• **Exercise set**:
1. Output the passage from the statement on the Benghazi radio arrests that begins at the words "Amnesty International welcomes" and stops after "the Libyan leader.", copied word for word.
2. Answer these questions using the statement on the Benghazi radio arrests, one answer per line:
(a) In which street was the radio station where the four employees were arrested?
(b) On what date was journalist Ahmed Khalifa prevented from entering the studio?
(c) In what year did the incident at Tripoli's Abu Salim Prison take place?

___ Source text ___

Amnesty International welcomes the release today of four employees of the “Good Evening Benghazi” radio programme who were arrested yesterday after their programme was taken off the air on 14 February 2010. They were freed apparently after the intervention of Saif al- Islam al-Gaddafi, a son of the Libyan leader.

Amnesty International is urging the Libyan authorities to lift the suspension of “Good Evening Benghazi” and its employees and ensure that they and other media workers are freely able to exercise their right to freedom of expression without fear of harassment or arrest. Those arrested were Muftah al-Kibaili, general supervisor of the “Good Evening Benghazi” programme, and three other staff members - Suleiman al-Kibaili, Khaled Ali and Ahmed Al-Maksabi. All four were arrested at about 8 PM on the evening of 16 February outside the radio station in Benghazi’s Abd al-Min’im Riyad street, apparently after the head of the radio station complained that they had entered the building despite being banned from its premises. According to news sources, they were arrested under an order issued by the Secretary of the General People’s Committee for Public Security by security agents who arrived in several cars.

Two days earlier, the head of the radio station is reported to have told Muftah al-Kibaili and Suleiman al-Kibaili that they were being suspended.

On 16 February, journalist Ahmed Khalifa, another staff member, was prevented from entering the studio to present the programme. Until then, “Good Evening Benghazi” had been broadcast nightly and had reported on a range of social issues of wide public interest, such as increasing poverty and unemployment, health care, marriage and local services. As well, it broached on some subjects deemed sensitive by the Libyan authorities, including alleged corruption in the administration of justice and the incident at Tripoli’s Abu Salim Prison in 1996, when hundreds of prisoners are believed to have been killed by the security forces in circumstances that, more than 13 years on, the authorities have yet to clarify. The Abu Salim case is of particular interest in Benghazi, where families of victims have been vocal in demanding for truth, justice and adequate reparation.

___ Supplied data ___

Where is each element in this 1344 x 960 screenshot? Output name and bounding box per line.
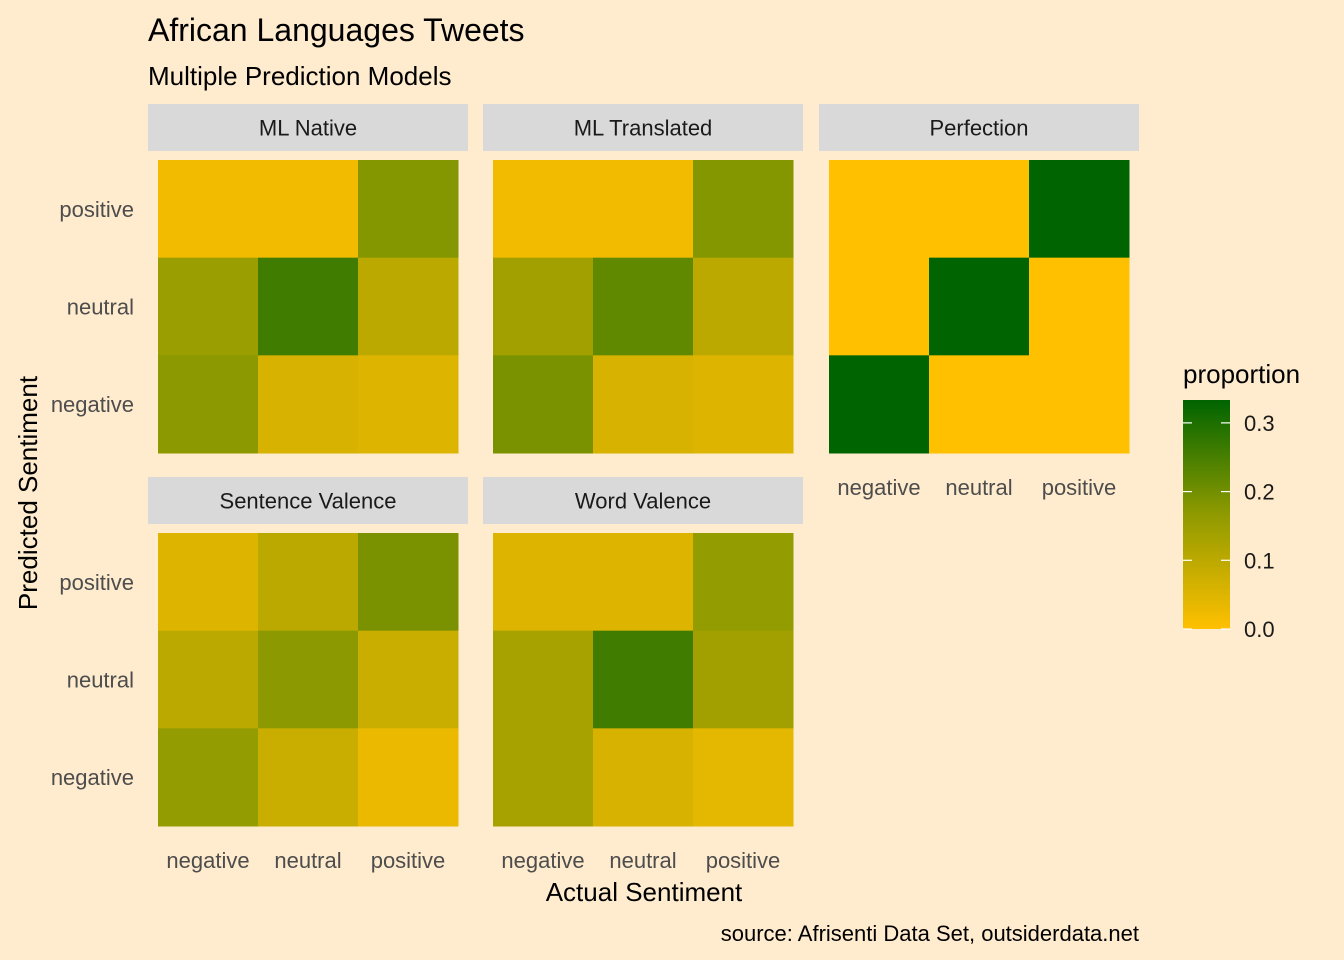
cell-word-valence-neutral-neutral — [593, 630, 694, 729]
panel-ml-translated: ML Translated — [483, 104, 803, 454]
y-tick-label-ml-native-neutral: neutral — [67, 295, 134, 320]
cell-ml-native-negative-neutral — [158, 257, 259, 356]
legend-tick-label-0: 0.0 — [1244, 617, 1275, 642]
cell-ml-native-positive-positive — [358, 160, 459, 259]
cell-ml-translated-negative-neutral — [493, 257, 594, 356]
cell-sentence-valence-neutral-negative — [258, 728, 359, 827]
strip-sentence-valence — [148, 477, 468, 524]
x-tick-label-sentence-valence-neutral: neutral — [274, 848, 341, 873]
panel-word-valence: Word Valence negative neutral positive — [483, 477, 803, 873]
x-tick-label-word-valence-negative: negative — [501, 848, 584, 873]
strip-label-sentence-valence: Sentence Valence — [220, 489, 397, 514]
x-tick-label-perfection-positive: positive — [1042, 475, 1117, 500]
cell-perfection-negative-neutral — [829, 257, 930, 356]
cell-sentence-valence-negative-positive — [158, 533, 259, 632]
cell-ml-translated-neutral-neutral — [593, 257, 694, 356]
cell-ml-translated-neutral-negative — [593, 355, 694, 454]
legend-tick-label-2: 0.2 — [1244, 480, 1275, 505]
cell-perfection-neutral-negative — [929, 355, 1030, 454]
cell-word-valence-positive-neutral — [693, 630, 794, 729]
strip-label-word-valence: Word Valence — [575, 489, 711, 514]
cell-sentence-valence-positive-negative — [358, 728, 459, 827]
cell-ml-translated-neutral-positive — [593, 160, 694, 259]
legend-layer: 0.0 0.1 0.2 0.3 — [1183, 400, 1275, 642]
x-tick-label-sentence-valence-positive: positive — [371, 848, 446, 873]
chart-caption: source: Afrisenti Data Set, outsiderdata… — [721, 921, 1139, 946]
y-tick-label-sentence-valence-positive: positive — [59, 570, 134, 595]
cell-ml-native-neutral-neutral — [258, 257, 359, 356]
x-tick-label-perfection-neutral: neutral — [945, 475, 1012, 500]
cell-word-valence-negative-positive — [493, 533, 594, 632]
strip-label-ml-native: ML Native — [259, 116, 357, 141]
cell-ml-translated-positive-negative — [693, 355, 794, 454]
legend-colorbar — [1183, 400, 1230, 629]
x-tick-label-word-valence-neutral: neutral — [609, 848, 676, 873]
cell-sentence-valence-negative-neutral — [158, 630, 259, 729]
cell-word-valence-positive-negative — [693, 728, 794, 827]
cell-sentence-valence-neutral-neutral — [258, 630, 359, 729]
chart-subtitle: Multiple Prediction Models — [148, 61, 451, 91]
chart-title: African Languages Tweets — [148, 12, 525, 48]
cell-ml-native-neutral-positive — [258, 160, 359, 259]
cell-ml-native-positive-negative — [358, 355, 459, 454]
cell-sentence-valence-positive-positive — [358, 533, 459, 632]
y-tick-label-ml-native-negative: negative — [51, 392, 134, 417]
strip-label-perfection: Perfection — [929, 116, 1028, 141]
cell-word-valence-negative-negative — [493, 728, 594, 827]
cell-word-valence-positive-positive — [693, 533, 794, 632]
cell-ml-native-negative-positive — [158, 160, 259, 259]
cell-perfection-positive-neutral — [1029, 257, 1130, 356]
cell-perfection-positive-negative — [1029, 355, 1130, 454]
x-tick-label-word-valence-positive: positive — [706, 848, 781, 873]
cell-ml-native-negative-negative — [158, 355, 259, 454]
cell-ml-translated-positive-neutral — [693, 257, 794, 356]
cell-perfection-negative-positive — [829, 160, 930, 259]
cell-word-valence-neutral-negative — [593, 728, 694, 827]
y-tick-label-sentence-valence-negative: negative — [51, 765, 134, 790]
cell-sentence-valence-neutral-positive — [258, 533, 359, 632]
y-tick-label-sentence-valence-neutral: neutral — [67, 668, 134, 693]
cell-ml-translated-negative-negative — [493, 355, 594, 454]
strip-ml-native — [148, 104, 468, 151]
legend-title: proportion — [1183, 359, 1300, 389]
strip-label-ml-translated: ML Translated — [574, 116, 713, 141]
panels-layer: ML Native negative neutral positive ML Trans… — [51, 104, 1139, 873]
x-tick-label-sentence-valence-negative: negative — [166, 848, 249, 873]
cell-ml-translated-positive-positive — [693, 160, 794, 259]
panel-sentence-valence: Sentence Valence negative neutral positive n… — [51, 477, 468, 873]
cell-ml-native-positive-neutral — [358, 257, 459, 356]
legend-tick-label-3: 0.3 — [1244, 411, 1275, 436]
cell-word-valence-neutral-positive — [593, 533, 694, 632]
cell-ml-translated-negative-positive — [493, 160, 594, 259]
cell-perfection-neutral-positive — [929, 160, 1030, 259]
y-axis-title: Predicted Sentiment — [13, 375, 43, 610]
panel-ml-native: ML Native negative neutral positive — [51, 104, 468, 454]
cell-sentence-valence-negative-negative — [158, 728, 259, 827]
cell-word-valence-negative-neutral — [493, 630, 594, 729]
strip-word-valence — [483, 477, 803, 524]
cell-perfection-neutral-neutral — [929, 257, 1030, 356]
cell-sentence-valence-positive-neutral — [358, 630, 459, 729]
x-tick-label-perfection-negative: negative — [837, 475, 920, 500]
cell-perfection-negative-negative — [829, 355, 930, 454]
panel-perfection: Perfection negative neutral positive — [819, 104, 1139, 500]
x-axis-title: Actual Sentiment — [546, 877, 743, 907]
cell-ml-native-neutral-negative — [258, 355, 359, 454]
strip-ml-translated — [483, 104, 803, 151]
legend-tick-label-1: 0.1 — [1244, 548, 1275, 573]
cell-perfection-positive-positive — [1029, 160, 1130, 259]
strip-perfection — [819, 104, 1139, 151]
y-tick-label-ml-native-positive: positive — [59, 197, 134, 222]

___

• **Responses in order**:
1.
Amnesty International welcomes the release today of four employees of the “Good Evening Benghazi” radio programme who were arrested yesterday after their programme was taken off the air on 14 February 2010. They were freed apparently after the intervention of Saif al- Islam al-Gaddafi, a son of the Libyan leader.

2.
(a) Abd al-Min'im Riyad street, in Benghazi.
(b) 16 February.
(c) 1996.